### The exercise
Each line that follows should be printed again exactly as it stands.

----

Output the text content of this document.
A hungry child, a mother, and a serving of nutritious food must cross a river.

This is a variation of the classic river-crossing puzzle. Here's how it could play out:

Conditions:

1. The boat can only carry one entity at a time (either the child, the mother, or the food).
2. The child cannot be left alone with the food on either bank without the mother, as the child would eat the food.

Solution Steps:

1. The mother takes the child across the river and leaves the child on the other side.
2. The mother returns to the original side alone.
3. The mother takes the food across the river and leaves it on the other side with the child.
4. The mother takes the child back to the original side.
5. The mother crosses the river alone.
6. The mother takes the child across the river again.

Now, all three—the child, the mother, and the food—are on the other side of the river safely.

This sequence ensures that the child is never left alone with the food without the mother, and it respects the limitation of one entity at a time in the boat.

----

### Solution to this problem
Output the text content of this document.
A hungry child, a mother, and a serving of nutritious food must cross a river.

This is a variation of the classic river-crossing puzzle. Here's how it could play out:

Conditions:

1. The boat can only carry one entity at a time (either the child, the mother, or the food).
2. The child cannot be left alone with the food on either bank without the mother, as the child would eat the food.

Solution Steps:

1. The mother takes the child across the river and leaves the child on the other side.
2. The mother returns to the original side alone.
3. The mother takes the food across the river and leaves it on the other side with the child.
4. The mother takes the child back to the original side.
5. The mother crosses the river alone.
6. The mother takes the child across the river again.

Now, all three—the child, the mother, and the food—are on the other side of the river safely.

This sequence ensures that the child is never left alone with the food without the mother, and it respects the limitation of one entity at a time in the boat.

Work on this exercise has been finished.